>>>>>

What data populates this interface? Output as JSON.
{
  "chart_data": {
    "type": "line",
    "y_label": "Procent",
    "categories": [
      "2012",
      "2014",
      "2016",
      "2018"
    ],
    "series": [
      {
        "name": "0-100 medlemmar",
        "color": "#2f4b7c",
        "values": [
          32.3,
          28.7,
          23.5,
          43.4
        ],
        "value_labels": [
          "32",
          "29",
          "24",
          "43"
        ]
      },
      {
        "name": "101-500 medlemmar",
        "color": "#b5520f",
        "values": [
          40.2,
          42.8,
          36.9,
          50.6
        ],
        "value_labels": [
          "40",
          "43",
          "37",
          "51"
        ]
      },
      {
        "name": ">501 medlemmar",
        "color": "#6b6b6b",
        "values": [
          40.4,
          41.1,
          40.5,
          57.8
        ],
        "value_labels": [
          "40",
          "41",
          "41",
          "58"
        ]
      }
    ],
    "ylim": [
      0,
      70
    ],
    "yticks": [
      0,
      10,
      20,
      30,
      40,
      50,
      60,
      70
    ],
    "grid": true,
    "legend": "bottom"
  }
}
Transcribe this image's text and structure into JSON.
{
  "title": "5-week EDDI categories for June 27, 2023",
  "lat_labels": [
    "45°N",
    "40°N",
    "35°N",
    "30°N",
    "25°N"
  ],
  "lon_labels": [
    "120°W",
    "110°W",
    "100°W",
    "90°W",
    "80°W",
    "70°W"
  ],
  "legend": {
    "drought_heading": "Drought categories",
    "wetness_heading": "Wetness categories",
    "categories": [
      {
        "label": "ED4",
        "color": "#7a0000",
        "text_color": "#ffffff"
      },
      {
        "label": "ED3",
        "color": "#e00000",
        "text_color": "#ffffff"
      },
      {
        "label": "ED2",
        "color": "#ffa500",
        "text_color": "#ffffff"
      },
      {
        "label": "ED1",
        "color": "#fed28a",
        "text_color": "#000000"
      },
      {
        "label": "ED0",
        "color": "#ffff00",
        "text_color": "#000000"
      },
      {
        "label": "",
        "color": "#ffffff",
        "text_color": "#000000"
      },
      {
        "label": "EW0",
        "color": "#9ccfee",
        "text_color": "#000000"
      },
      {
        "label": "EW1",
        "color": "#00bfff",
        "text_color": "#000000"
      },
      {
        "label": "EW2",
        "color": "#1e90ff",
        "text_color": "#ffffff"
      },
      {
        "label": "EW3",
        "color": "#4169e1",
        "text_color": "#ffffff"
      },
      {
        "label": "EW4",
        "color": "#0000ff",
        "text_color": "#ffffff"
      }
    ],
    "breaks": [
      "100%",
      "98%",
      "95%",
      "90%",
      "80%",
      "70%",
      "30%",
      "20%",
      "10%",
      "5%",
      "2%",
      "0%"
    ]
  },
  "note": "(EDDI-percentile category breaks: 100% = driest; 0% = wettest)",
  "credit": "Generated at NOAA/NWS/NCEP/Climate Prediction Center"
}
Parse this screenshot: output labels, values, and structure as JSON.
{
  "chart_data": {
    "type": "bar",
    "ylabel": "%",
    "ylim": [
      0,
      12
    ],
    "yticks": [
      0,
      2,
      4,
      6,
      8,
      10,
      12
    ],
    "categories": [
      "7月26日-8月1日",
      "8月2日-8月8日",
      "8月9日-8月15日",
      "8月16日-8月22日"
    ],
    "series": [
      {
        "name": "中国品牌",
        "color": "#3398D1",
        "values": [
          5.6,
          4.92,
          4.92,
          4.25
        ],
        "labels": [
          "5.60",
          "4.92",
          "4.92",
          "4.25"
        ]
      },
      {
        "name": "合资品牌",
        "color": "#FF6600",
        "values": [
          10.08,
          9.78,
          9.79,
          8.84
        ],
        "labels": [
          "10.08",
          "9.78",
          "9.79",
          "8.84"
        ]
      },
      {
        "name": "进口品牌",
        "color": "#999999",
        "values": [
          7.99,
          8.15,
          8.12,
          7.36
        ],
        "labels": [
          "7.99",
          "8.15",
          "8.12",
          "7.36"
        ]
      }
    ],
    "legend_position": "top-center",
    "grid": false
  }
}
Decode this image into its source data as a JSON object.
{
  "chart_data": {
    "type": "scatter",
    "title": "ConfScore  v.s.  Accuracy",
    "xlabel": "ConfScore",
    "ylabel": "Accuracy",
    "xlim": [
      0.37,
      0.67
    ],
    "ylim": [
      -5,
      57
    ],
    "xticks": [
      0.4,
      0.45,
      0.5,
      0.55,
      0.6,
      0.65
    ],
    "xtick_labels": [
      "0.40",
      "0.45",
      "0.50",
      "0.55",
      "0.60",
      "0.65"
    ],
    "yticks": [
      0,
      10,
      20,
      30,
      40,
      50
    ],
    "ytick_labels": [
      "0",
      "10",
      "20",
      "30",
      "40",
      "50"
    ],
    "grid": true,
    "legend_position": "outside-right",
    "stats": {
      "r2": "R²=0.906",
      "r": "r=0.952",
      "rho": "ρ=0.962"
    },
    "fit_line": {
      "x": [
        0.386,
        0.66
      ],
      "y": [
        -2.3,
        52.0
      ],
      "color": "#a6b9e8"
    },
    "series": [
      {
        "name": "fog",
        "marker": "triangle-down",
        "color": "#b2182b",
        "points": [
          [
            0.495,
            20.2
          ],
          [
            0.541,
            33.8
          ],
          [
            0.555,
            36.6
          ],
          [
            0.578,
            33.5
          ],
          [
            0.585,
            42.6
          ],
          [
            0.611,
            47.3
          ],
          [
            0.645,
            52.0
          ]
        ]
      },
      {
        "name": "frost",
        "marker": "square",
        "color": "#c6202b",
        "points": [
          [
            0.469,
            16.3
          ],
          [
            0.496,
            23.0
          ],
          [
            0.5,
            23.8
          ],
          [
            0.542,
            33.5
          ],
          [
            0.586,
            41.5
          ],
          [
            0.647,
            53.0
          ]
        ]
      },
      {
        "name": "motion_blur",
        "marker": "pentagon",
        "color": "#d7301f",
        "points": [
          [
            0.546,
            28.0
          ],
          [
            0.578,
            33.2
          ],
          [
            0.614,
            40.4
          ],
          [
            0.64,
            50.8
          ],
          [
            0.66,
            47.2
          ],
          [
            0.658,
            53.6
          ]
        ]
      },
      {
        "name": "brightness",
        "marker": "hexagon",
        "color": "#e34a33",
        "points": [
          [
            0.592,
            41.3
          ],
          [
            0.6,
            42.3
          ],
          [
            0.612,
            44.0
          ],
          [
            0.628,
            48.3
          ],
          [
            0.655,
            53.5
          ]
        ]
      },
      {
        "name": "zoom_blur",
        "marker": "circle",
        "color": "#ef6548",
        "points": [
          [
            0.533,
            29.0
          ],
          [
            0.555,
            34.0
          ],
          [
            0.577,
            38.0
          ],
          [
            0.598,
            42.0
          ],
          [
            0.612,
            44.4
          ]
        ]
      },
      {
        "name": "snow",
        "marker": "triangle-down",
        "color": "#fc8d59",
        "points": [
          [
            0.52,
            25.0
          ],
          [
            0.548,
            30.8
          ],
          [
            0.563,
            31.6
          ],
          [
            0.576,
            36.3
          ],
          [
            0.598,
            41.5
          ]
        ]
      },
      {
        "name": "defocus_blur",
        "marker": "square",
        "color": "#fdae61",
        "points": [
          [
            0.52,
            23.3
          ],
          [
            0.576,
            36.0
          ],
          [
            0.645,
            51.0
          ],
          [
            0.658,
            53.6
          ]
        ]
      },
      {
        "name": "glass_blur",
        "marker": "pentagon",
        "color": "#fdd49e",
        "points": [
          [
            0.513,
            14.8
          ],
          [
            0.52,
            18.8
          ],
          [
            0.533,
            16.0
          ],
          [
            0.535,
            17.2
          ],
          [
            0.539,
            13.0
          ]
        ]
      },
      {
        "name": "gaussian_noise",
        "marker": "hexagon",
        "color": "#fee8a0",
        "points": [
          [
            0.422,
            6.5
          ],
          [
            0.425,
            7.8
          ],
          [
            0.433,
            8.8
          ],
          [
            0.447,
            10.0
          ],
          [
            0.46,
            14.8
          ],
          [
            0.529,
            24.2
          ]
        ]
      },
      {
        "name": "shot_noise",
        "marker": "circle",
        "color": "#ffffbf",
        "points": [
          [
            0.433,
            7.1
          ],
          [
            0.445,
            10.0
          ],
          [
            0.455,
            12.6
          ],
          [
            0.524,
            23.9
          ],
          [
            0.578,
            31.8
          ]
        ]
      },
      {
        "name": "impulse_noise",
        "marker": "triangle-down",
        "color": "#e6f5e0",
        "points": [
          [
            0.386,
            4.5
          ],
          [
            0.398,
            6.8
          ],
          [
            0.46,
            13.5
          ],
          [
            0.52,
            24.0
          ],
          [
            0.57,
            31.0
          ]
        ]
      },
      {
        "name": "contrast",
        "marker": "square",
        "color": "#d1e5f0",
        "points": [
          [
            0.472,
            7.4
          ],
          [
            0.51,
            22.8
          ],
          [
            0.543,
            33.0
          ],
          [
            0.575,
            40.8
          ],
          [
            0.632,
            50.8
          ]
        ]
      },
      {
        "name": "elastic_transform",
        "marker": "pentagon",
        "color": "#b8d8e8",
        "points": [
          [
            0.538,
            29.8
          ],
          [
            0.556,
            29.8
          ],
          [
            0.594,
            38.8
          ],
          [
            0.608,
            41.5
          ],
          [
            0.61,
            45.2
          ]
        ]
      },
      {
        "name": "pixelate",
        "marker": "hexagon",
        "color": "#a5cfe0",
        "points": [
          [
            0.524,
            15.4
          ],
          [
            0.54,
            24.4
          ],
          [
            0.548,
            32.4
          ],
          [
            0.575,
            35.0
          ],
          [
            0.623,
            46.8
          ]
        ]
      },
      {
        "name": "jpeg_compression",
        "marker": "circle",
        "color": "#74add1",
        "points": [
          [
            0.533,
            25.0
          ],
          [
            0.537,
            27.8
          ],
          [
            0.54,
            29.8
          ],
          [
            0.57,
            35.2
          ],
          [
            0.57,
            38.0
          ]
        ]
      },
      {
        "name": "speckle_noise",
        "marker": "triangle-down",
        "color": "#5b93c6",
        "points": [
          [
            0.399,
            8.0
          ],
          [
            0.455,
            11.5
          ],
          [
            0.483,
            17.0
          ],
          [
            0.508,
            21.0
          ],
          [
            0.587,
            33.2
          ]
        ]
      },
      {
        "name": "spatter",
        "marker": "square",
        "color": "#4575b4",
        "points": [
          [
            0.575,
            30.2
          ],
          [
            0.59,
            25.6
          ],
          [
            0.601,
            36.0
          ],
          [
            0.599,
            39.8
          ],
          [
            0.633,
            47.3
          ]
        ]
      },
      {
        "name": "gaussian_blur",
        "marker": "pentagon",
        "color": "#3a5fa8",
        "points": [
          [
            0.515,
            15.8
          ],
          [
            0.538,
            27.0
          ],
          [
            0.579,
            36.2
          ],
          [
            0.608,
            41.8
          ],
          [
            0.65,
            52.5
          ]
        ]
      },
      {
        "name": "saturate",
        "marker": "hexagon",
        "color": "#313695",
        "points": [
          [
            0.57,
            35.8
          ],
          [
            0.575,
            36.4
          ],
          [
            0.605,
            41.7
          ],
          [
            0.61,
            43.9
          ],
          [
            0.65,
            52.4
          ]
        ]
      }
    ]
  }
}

<<<<<

Task brief —
Identify each line of the material where the word "Accuracy" shows up, and copy it.

Output of the task —
    "title": "ConfScore  v.s.  Accuracy",
    "ylabel": "Accuracy",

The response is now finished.